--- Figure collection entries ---
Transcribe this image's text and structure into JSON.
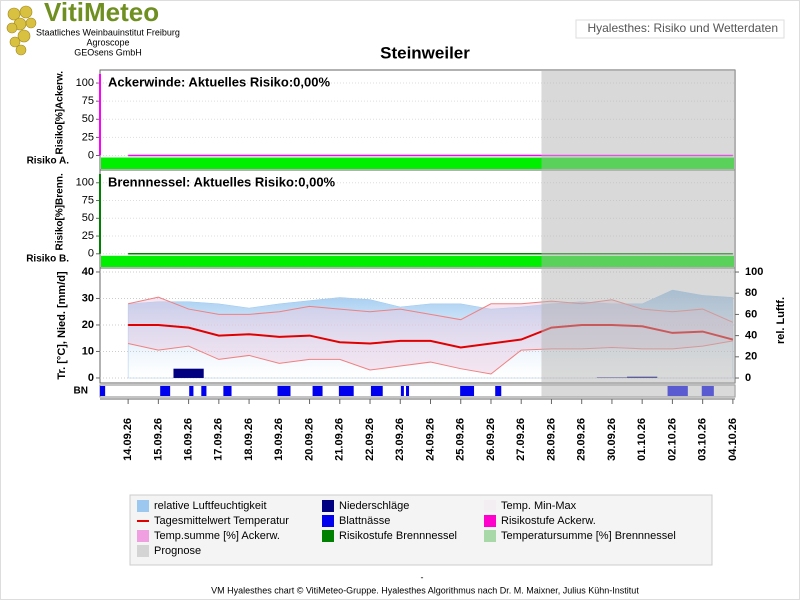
{
  "header": {
    "logo": "VitiMeteo",
    "institutes": [
      "Staatliches Weinbauinstitut Freiburg",
      "Agroscope",
      "GEOsens GmbH"
    ],
    "page_title": "Hyalesthes: Risiko und Wetterdaten"
  },
  "chart_title": "Steinweiler",
  "chart_data": [
    {
      "type": "risk",
      "title": "Ackerwinde: Aktuelles Risiko:0,00%",
      "ylabel": "Risiko[%]Ackerw.",
      "level_label": "Risiko A.",
      "color": "#ff00ff",
      "level_color": "#00ee00",
      "ylim": [
        -20,
        118
      ],
      "yticks": [
        0,
        25,
        50,
        75,
        100
      ],
      "values": [
        0,
        0,
        0,
        0,
        0,
        0,
        0,
        0,
        0,
        0,
        0,
        0,
        0,
        0,
        0,
        0,
        0,
        0,
        0,
        0,
        0
      ]
    },
    {
      "type": "risk",
      "title": "Brennnessel: Aktuelles Risiko:0,00%",
      "ylabel": "Risiko[%]Brenn.",
      "level_label": "Risiko B.",
      "color": "#008000",
      "level_color": "#00ee00",
      "ylim": [
        -20,
        118
      ],
      "yticks": [
        0,
        25,
        50,
        75,
        100
      ],
      "values": [
        0,
        0,
        0,
        0,
        0,
        0,
        0,
        0,
        0,
        0,
        0,
        0,
        0,
        0,
        0,
        0,
        0,
        0,
        0,
        0,
        0
      ]
    },
    {
      "type": "weather",
      "ylabel": "Tr. [°C], Nied. [mm/d]",
      "y2label": "rel. Luftf.",
      "bn_label": "BN",
      "categories": [
        "14.09.26",
        "15.09.26",
        "16.09.26",
        "17.09.26",
        "18.09.26",
        "19.09.26",
        "20.09.26",
        "21.09.26",
        "22.09.26",
        "23.09.26",
        "24.09.26",
        "25.09.26",
        "26.09.26",
        "27.09.26",
        "28.09.26",
        "29.09.26",
        "30.09.26",
        "01.10.26",
        "02.10.26",
        "03.10.26",
        "04.10.26"
      ],
      "ylim": [
        -1.9,
        41.5
      ],
      "yticks": [
        0,
        10,
        20,
        30,
        40
      ],
      "y2lim": [
        -4.7,
        103.8
      ],
      "y2ticks": [
        0,
        20,
        40,
        60,
        80,
        100
      ],
      "humidity": [
        70,
        72,
        72,
        70,
        66,
        70,
        73,
        76,
        74,
        67,
        70,
        70,
        65,
        67,
        70,
        72,
        70,
        70,
        83,
        78,
        76
      ],
      "temp_mean": [
        20,
        20,
        19,
        16,
        16.5,
        15.5,
        16,
        13.5,
        13,
        14,
        14,
        11.5,
        13,
        14.5,
        19,
        20,
        20,
        19.5,
        17,
        17.5,
        14.5
      ],
      "temp_max": [
        28,
        30.5,
        26,
        24,
        24,
        25,
        27,
        26,
        25,
        26,
        24,
        22,
        28,
        28,
        29,
        28,
        29.5,
        26,
        25,
        26,
        21
      ],
      "temp_min": [
        13,
        10.5,
        12,
        7,
        8.5,
        5.5,
        7,
        7,
        3,
        4.5,
        6,
        3.5,
        1.5,
        10.5,
        11,
        11,
        11.5,
        11,
        11,
        12,
        14
      ],
      "precipitation": [
        0,
        0,
        3.5,
        0,
        0,
        0,
        0,
        0,
        0,
        0,
        0,
        0,
        0,
        0,
        0,
        0,
        0.2,
        0.5,
        0,
        0,
        0
      ],
      "leaf_wetness": [
        [
          -0.93,
          -0.76
        ],
        [
          1.06,
          1.39
        ],
        [
          2.02,
          2.16
        ],
        [
          2.42,
          2.59
        ],
        [
          3.15,
          3.42
        ],
        [
          4.94,
          5.37
        ],
        [
          6.1,
          6.43
        ],
        [
          6.97,
          7.46
        ],
        [
          8.03,
          8.42
        ],
        [
          9.02,
          9.12
        ],
        [
          9.19,
          9.29
        ],
        [
          10.98,
          11.44
        ],
        [
          12.14,
          12.34
        ],
        [
          17.84,
          18.51
        ],
        [
          18.97,
          19.37
        ]
      ],
      "prognose_from": 13.67,
      "colors": {
        "humidity": "#9cc8f0",
        "temp_mean": "#e00000",
        "temp_range": "#f08080",
        "precipitation": "#000080",
        "leaf_wetness": "#0000ee",
        "prognose": "#b4b4b4"
      }
    }
  ],
  "legend": [
    {
      "name": "relative Luftfeuchtigkeit",
      "color": "#9cc8f0",
      "symbol": "rect"
    },
    {
      "name": "Tagesmittelwert Temperatur",
      "color": "#e00000",
      "symbol": "line"
    },
    {
      "name": "Temp.summe [%] Ackerw.",
      "color": "#f0a0e0",
      "symbol": "rect"
    },
    {
      "name": "Prognose",
      "color": "#d4d4d4",
      "symbol": "rect"
    },
    {
      "name": "Niederschläge",
      "color": "#000080",
      "symbol": "rect"
    },
    {
      "name": "Blattnässe",
      "color": "#0000ee",
      "symbol": "rect"
    },
    {
      "name": "Risikostufe Brennnessel",
      "color": "#008000",
      "symbol": "rect"
    },
    {
      "name": "Temp. Min-Max",
      "color": "#f2eef2",
      "symbol": "rect"
    },
    {
      "name": "Risikostufe Ackerw.",
      "color": "#ff00cc",
      "symbol": "rect"
    },
    {
      "name": "Temperatursumme [%] Brennnessel",
      "color": "#a8d8a8",
      "symbol": "rect"
    }
  ],
  "footer": {
    "dash": "-",
    "credit": "VM Hyalesthes chart © VitiMeteo-Gruppe. Hyalesthes Algorithmus nach Dr. M. Maixner, Julius Kühn-Institut"
  }
}
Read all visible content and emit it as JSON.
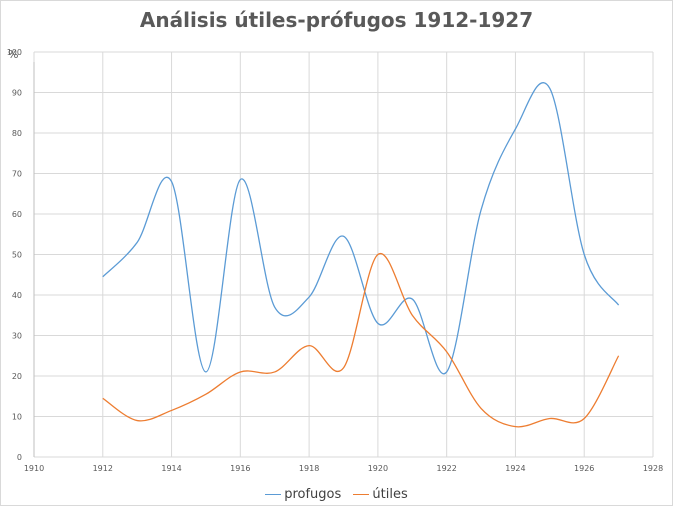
{
  "chart_data": {
    "type": "line",
    "title": "Análisis útiles-prófugos 1912-1927",
    "ylabel": "%",
    "xlabel": "",
    "xlim": [
      1910,
      1928
    ],
    "ylim": [
      0,
      100
    ],
    "x_ticks": [
      "1910",
      "1912",
      "1914",
      "1916",
      "1918",
      "1920",
      "1922",
      "1924",
      "1926",
      "1928"
    ],
    "y_ticks": [
      "0",
      "10",
      "20",
      "30",
      "40",
      "50",
      "60",
      "70",
      "80",
      "90",
      "100"
    ],
    "grid": true,
    "legend": "bottom",
    "x": [
      1912,
      1913,
      1914,
      1915,
      1916,
      1917,
      1918,
      1919,
      1920,
      1921,
      1922,
      1923,
      1924,
      1925,
      1926,
      1927
    ],
    "series": [
      {
        "name": "profugos",
        "color": "#5b9bd5",
        "values": [
          44.5,
          53,
          68,
          21,
          68.5,
          37,
          39.5,
          54.5,
          33,
          39,
          21,
          61,
          81,
          91,
          50,
          37.5
        ]
      },
      {
        "name": "útiles",
        "color": "#ed7d31",
        "values": [
          14.5,
          9,
          11.5,
          15.5,
          21,
          21,
          27.5,
          22,
          50,
          35,
          26,
          12,
          7.5,
          9.5,
          9.5,
          25
        ]
      }
    ]
  }
}
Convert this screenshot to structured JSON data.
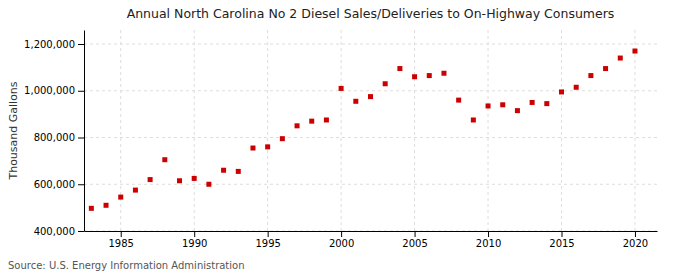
{
  "chart_data": {
    "type": "scatter",
    "title": "Annual North Carolina No 2 Diesel Sales/Deliveries to On-Highway Consumers",
    "ylabel": "Thousand Gallons",
    "source": "Source: U.S. Energy Information Administration",
    "x": [
      1983,
      1984,
      1985,
      1986,
      1987,
      1988,
      1989,
      1990,
      1991,
      1992,
      1993,
      1994,
      1995,
      1996,
      1997,
      1998,
      1999,
      2000,
      2001,
      2002,
      2003,
      2004,
      2005,
      2006,
      2007,
      2008,
      2009,
      2010,
      2011,
      2012,
      2013,
      2014,
      2015,
      2016,
      2017,
      2018,
      2019,
      2020
    ],
    "values": [
      497000,
      510000,
      545000,
      575000,
      620000,
      705000,
      615000,
      625000,
      600000,
      660000,
      655000,
      755000,
      760000,
      795000,
      850000,
      870000,
      875000,
      1010000,
      955000,
      975000,
      1030000,
      1095000,
      1060000,
      1065000,
      1075000,
      960000,
      875000,
      935000,
      940000,
      915000,
      950000,
      945000,
      995000,
      1015000,
      1065000,
      1095000,
      1140000,
      1170000
    ],
    "color": "#cc0000",
    "marker": "square",
    "xlim": [
      1982.5,
      2021.5
    ],
    "xticks": [
      1985,
      1990,
      1995,
      2000,
      2005,
      2010,
      2015,
      2020
    ],
    "ylim": [
      400000,
      1260000
    ],
    "yticks": [
      {
        "value": 400000,
        "label": "400,000"
      },
      {
        "value": 600000,
        "label": "600,000"
      },
      {
        "value": 800000,
        "label": "800,000"
      },
      {
        "value": 1000000,
        "label": "1,000,000"
      },
      {
        "value": 1200000,
        "label": "1,200,000"
      }
    ],
    "grid": true
  }
}
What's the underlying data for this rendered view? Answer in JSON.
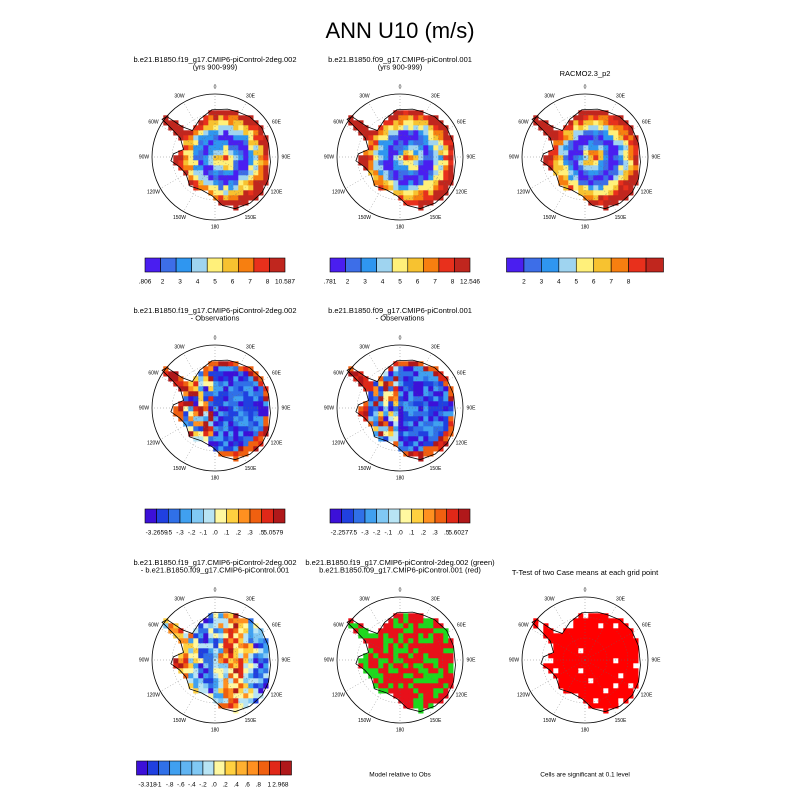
{
  "title": "ANN U10 (m/s)",
  "longitude_labels": [
    "0",
    "30E",
    "60E",
    "90E",
    "120E",
    "150E",
    "180",
    "150W",
    "120W",
    "90W",
    "60W",
    "30W"
  ],
  "rows": [
    [
      {
        "title": [
          "b.e21.B1850.f19_g17.CMIP6-piControl-2deg.002",
          "(yrs 900-999)"
        ],
        "colorbar": {
          "colors": [
            "#4a1ef0",
            "#3d6ee8",
            "#2f96f0",
            "#9fd4f0",
            "#fff07a",
            "#f7c230",
            "#f77f10",
            "#e8301c",
            "#c0261e"
          ],
          "labels": [
            ".806",
            "2",
            "3",
            "4",
            "5",
            "6",
            "7",
            "8",
            "10.587"
          ]
        }
      },
      {
        "title": [
          "b.e21.B1850.f09_g17.CMIP6-piControl.001",
          "(yrs 900-999)"
        ],
        "colorbar": {
          "colors": [
            "#4a1ef0",
            "#3d6ee8",
            "#2f96f0",
            "#9fd4f0",
            "#fff07a",
            "#f7c230",
            "#f77f10",
            "#e8301c",
            "#c0261e"
          ],
          "labels": [
            ".781",
            "2",
            "3",
            "4",
            "5",
            "6",
            "7",
            "8",
            "12.546"
          ]
        }
      },
      {
        "title": [
          "RACMO2.3_p2"
        ],
        "colorbar": {
          "colors": [
            "#4a1ef0",
            "#3d6ee8",
            "#2f96f0",
            "#9fd4f0",
            "#fff07a",
            "#f7c230",
            "#f77f10",
            "#e8301c",
            "#c0261e"
          ],
          "labels": [
            "2",
            "3",
            "4",
            "5",
            "6",
            "7",
            "8"
          ]
        }
      }
    ],
    [
      {
        "title": [
          "b.e21.B1850.f19_g17.CMIP6-piControl-2deg.002",
          "- Observations"
        ],
        "colorbar": {
          "colors": [
            "#3c10d8",
            "#2040e0",
            "#3070e8",
            "#40a0f0",
            "#80c8f4",
            "#b8e4f4",
            "#fff8a0",
            "#ffd040",
            "#ff9020",
            "#f06010",
            "#e02818",
            "#b0181a"
          ],
          "labels": [
            "-3.2659",
            "-.5",
            "-.3",
            "-.2",
            "-.1",
            ".0",
            ".1",
            ".2",
            ".3",
            ".5",
            "5.0579"
          ]
        }
      },
      {
        "title": [
          "b.e21.B1850.f09_g17.CMIP6-piControl.001",
          "- Observations"
        ],
        "colorbar": {
          "colors": [
            "#3c10d8",
            "#2040e0",
            "#3070e8",
            "#40a0f0",
            "#80c8f4",
            "#b8e4f4",
            "#fff8a0",
            "#ffd040",
            "#ff9020",
            "#f06010",
            "#e02818",
            "#b0181a"
          ],
          "labels": [
            "-2.2577",
            "-.5",
            "-.3",
            "-.2",
            "-.1",
            ".0",
            ".1",
            ".2",
            ".3",
            ".5",
            "5.6027"
          ]
        }
      }
    ],
    [
      {
        "title": [
          "b.e21.B1850.f19_g17.CMIP6-piControl-2deg.002",
          "- b.e21.B1850.f09_g17.CMIP6-piControl.001"
        ],
        "colorbar": {
          "colors": [
            "#3c10d8",
            "#2040e0",
            "#3070e8",
            "#40a0f0",
            "#60b4f2",
            "#80c8f4",
            "#b8e4f4",
            "#fff8a0",
            "#ffd040",
            "#ffb030",
            "#ff9020",
            "#f06010",
            "#e02818",
            "#b0181a"
          ],
          "labels": [
            "-3.318",
            "-1",
            "-.8",
            "-.6",
            "-.4",
            "-.2",
            ".0",
            ".2",
            ".4",
            ".6",
            ".8",
            "1",
            "2.968"
          ]
        }
      },
      {
        "title": [
          "b.e21.B1850.f19_g17.CMIP6-piControl-2deg.002 (green)",
          "b.e21.B1850.f09_g17.CMIP6-piControl.001 (red)"
        ],
        "note": "Model relative to Obs"
      },
      {
        "title": [
          "T-Test of two Case means at each grid point"
        ],
        "note": "Cells are significant at 0.1 level"
      }
    ]
  ]
}
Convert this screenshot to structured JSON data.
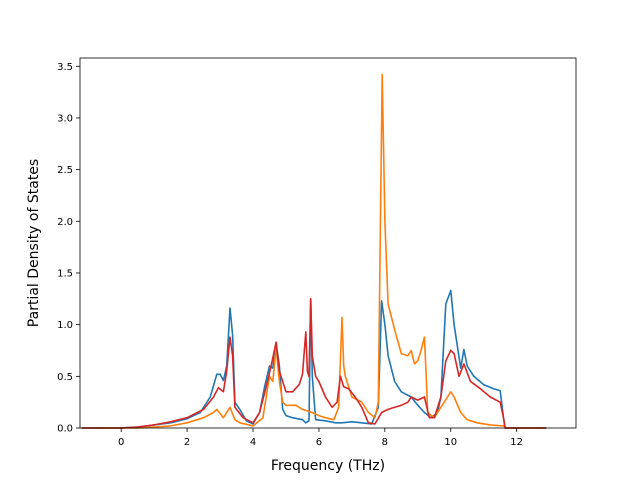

--- Exercise instructions ---
Your answer should be a single number: the count of lines in the data that include the word "JSON".

--- Result below ---
5